Check each line of the material below for "different", then copy the ones that contain it.

Stored data entries |
┌──
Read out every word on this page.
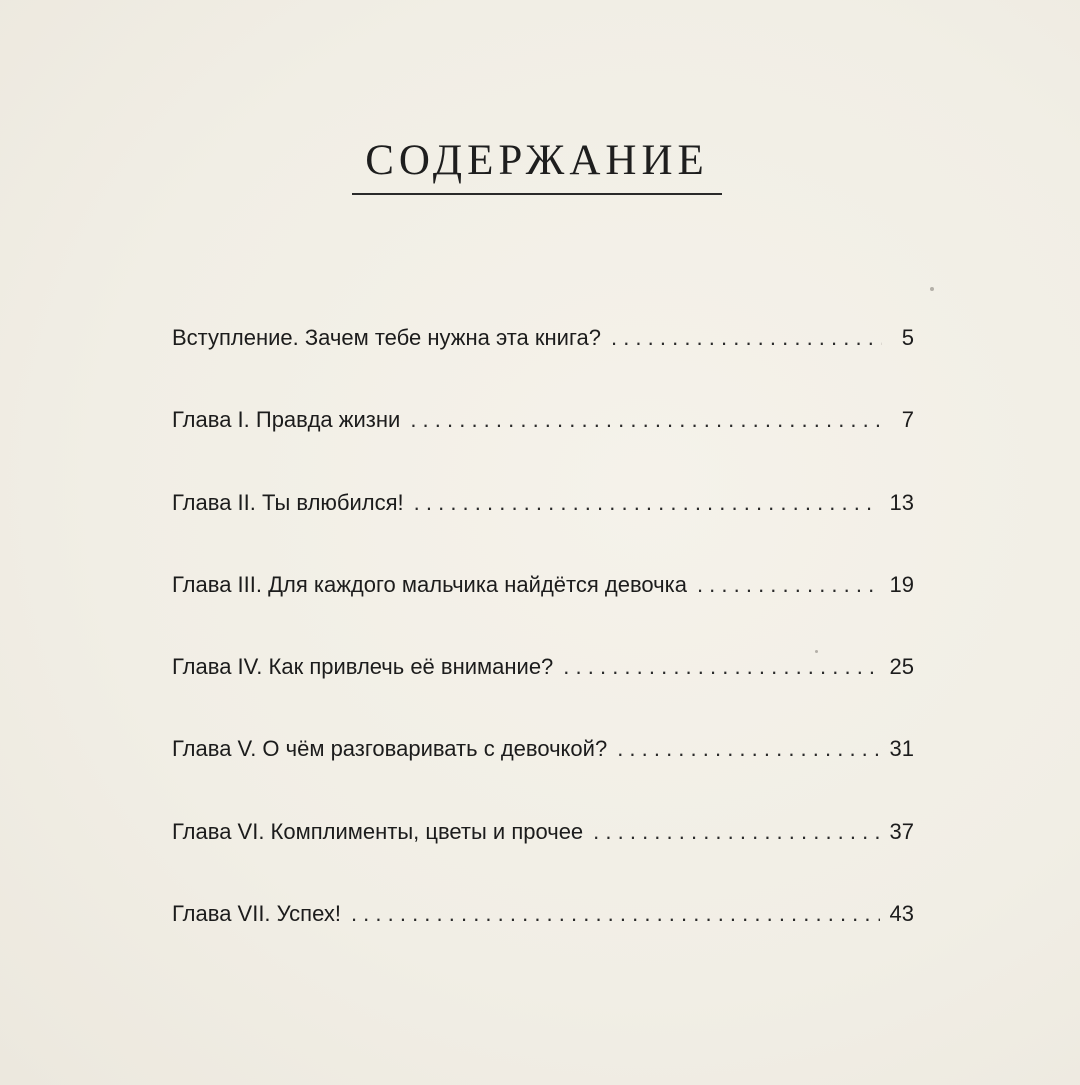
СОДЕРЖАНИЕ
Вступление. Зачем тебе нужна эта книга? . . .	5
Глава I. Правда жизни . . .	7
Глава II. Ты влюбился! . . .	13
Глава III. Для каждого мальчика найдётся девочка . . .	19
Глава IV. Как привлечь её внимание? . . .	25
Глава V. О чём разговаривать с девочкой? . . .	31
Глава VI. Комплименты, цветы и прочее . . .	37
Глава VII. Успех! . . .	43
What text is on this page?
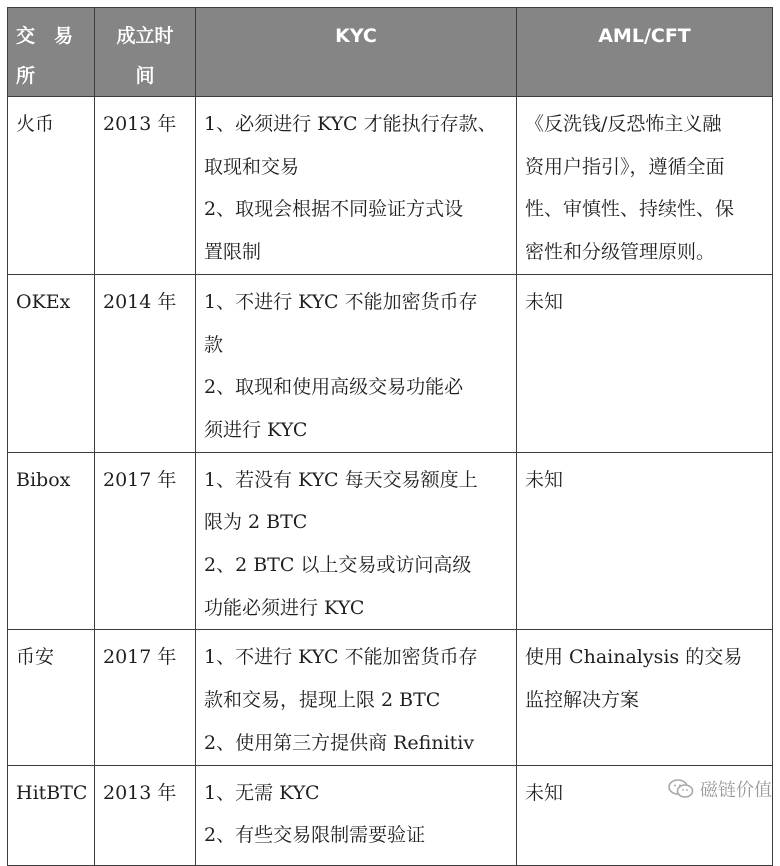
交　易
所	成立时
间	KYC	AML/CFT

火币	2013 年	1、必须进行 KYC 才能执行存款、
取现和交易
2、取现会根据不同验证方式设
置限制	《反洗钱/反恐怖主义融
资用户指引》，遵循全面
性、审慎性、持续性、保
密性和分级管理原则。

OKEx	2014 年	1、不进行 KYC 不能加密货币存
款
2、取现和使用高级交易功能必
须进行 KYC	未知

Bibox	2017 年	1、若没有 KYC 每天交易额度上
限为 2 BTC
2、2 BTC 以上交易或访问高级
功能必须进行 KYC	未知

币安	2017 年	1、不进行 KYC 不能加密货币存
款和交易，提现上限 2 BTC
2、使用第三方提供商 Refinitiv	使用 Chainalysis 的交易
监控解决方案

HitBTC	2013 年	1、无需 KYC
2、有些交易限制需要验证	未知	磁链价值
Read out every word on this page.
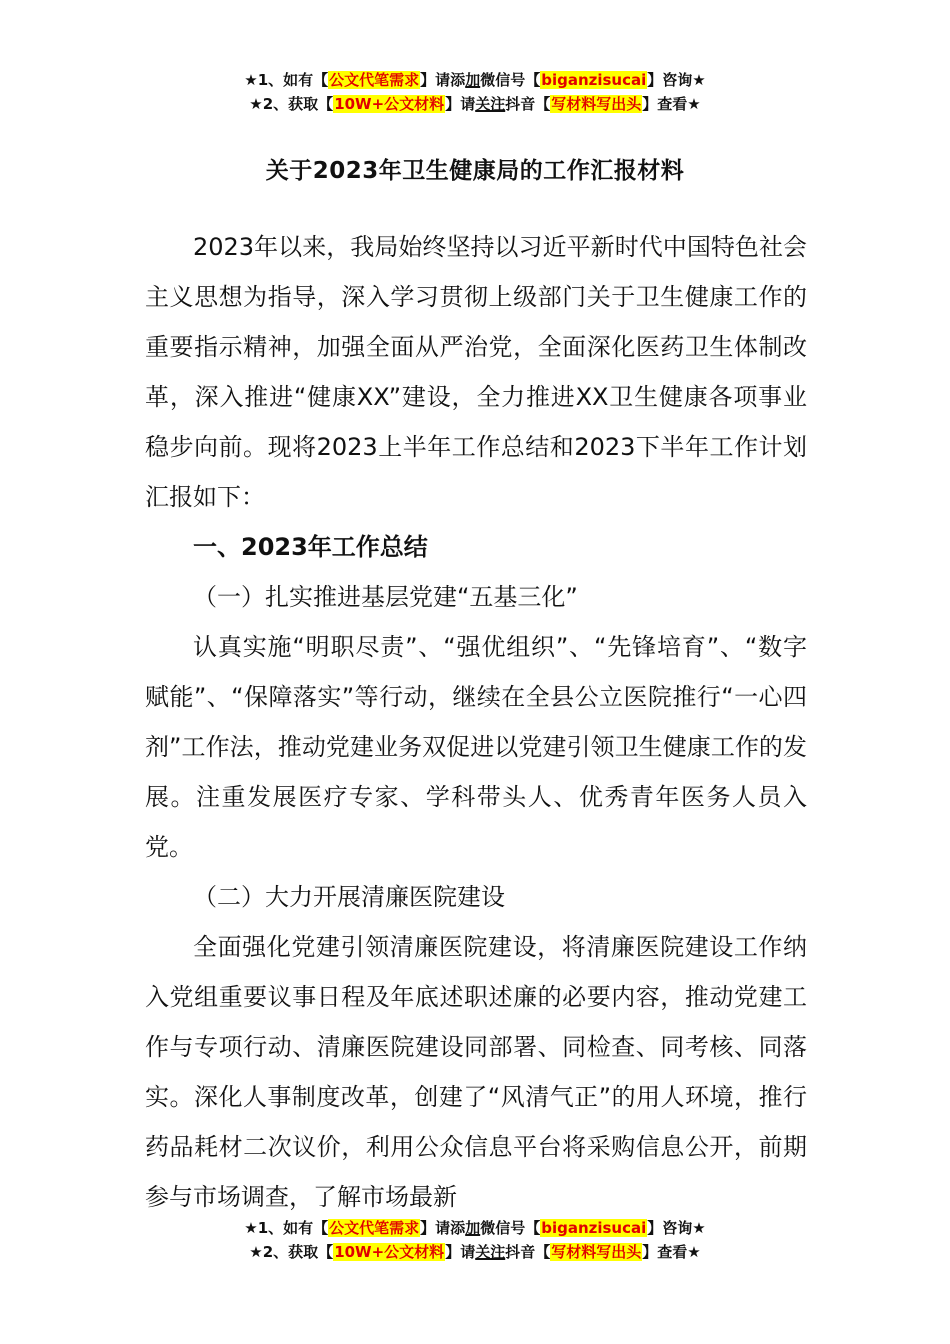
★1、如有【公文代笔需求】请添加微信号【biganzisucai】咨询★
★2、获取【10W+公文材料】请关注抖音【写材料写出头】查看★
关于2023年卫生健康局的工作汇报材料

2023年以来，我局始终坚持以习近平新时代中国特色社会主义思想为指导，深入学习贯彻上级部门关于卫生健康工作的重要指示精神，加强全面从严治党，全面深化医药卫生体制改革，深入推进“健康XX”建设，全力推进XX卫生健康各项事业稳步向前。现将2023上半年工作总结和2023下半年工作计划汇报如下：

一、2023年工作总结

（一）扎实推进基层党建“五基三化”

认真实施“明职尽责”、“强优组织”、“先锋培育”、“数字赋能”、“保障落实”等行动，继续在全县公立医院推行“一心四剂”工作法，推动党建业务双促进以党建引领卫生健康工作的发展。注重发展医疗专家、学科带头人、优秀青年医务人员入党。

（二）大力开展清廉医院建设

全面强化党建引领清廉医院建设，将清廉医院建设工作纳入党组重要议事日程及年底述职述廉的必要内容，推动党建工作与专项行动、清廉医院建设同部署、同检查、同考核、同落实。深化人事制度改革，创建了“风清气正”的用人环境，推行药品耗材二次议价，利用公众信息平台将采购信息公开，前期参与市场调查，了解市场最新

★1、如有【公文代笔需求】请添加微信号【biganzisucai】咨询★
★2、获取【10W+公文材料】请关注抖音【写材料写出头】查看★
└──
┌──
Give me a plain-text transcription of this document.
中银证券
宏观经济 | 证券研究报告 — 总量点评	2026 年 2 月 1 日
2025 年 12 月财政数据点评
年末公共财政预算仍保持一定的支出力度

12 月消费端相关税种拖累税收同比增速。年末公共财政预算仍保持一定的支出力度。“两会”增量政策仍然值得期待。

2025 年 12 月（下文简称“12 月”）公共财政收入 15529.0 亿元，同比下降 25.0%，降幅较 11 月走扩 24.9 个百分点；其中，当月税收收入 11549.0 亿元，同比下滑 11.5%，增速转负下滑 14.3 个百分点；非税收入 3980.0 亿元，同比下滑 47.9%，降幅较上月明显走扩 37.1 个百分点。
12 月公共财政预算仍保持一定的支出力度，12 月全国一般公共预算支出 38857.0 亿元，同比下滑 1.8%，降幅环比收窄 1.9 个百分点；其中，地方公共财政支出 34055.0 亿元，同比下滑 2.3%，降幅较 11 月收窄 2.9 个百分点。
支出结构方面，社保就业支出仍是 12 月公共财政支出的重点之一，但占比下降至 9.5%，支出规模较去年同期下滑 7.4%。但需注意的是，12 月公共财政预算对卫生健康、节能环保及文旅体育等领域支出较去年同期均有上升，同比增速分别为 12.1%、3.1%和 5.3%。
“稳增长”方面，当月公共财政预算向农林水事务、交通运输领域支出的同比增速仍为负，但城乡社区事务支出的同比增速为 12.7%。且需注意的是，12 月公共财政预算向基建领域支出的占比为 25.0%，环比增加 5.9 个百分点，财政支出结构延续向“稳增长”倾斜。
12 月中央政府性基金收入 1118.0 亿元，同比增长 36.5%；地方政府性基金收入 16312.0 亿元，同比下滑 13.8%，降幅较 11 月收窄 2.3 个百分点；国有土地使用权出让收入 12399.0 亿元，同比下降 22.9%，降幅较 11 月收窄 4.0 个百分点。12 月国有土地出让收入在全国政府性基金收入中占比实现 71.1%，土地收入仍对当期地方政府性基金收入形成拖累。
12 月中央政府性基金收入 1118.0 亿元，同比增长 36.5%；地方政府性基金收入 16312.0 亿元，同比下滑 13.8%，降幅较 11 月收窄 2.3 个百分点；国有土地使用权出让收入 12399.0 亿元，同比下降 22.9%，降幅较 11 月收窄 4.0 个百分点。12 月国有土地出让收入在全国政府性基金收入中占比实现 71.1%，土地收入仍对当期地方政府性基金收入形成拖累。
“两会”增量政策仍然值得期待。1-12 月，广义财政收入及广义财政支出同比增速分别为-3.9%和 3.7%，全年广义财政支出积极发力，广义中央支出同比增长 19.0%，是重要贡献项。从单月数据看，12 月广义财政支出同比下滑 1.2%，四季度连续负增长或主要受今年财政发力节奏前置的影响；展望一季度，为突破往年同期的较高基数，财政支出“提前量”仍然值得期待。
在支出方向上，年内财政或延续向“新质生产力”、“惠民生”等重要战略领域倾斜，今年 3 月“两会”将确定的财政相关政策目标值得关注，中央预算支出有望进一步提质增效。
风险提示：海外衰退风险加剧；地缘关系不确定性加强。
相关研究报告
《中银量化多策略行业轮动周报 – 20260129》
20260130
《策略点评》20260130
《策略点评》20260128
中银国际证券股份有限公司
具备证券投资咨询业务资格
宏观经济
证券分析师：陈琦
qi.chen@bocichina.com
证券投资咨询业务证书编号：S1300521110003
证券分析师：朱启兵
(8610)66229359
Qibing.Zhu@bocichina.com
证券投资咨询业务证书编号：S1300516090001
└──
┌──
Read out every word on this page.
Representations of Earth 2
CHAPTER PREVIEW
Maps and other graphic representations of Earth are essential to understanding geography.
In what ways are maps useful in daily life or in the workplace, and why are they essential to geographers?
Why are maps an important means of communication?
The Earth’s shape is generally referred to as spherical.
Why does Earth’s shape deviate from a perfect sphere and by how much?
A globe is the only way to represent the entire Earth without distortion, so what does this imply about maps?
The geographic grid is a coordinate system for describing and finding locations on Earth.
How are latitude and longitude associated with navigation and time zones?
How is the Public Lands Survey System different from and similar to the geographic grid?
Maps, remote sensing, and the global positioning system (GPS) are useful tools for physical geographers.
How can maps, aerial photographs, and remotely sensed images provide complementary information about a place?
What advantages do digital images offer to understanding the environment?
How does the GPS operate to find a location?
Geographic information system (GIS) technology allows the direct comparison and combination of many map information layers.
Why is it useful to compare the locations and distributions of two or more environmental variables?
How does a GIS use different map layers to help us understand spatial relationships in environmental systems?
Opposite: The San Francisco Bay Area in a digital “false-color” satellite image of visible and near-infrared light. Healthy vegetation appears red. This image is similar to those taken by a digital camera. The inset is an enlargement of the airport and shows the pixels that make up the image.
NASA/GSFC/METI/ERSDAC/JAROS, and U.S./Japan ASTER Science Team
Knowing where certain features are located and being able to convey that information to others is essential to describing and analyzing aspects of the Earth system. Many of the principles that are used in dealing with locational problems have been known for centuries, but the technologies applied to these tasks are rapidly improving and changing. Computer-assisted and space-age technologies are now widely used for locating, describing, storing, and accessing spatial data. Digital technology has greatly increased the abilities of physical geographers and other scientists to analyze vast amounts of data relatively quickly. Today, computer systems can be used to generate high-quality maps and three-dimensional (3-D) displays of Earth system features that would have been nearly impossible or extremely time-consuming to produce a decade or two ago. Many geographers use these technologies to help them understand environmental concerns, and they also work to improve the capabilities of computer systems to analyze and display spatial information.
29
└──
Full output |
How is the Public Lands Survey System different from and similar to the geographic grid?
How does a GIS use different map layers to help us understand spatial relationships in environmental systems?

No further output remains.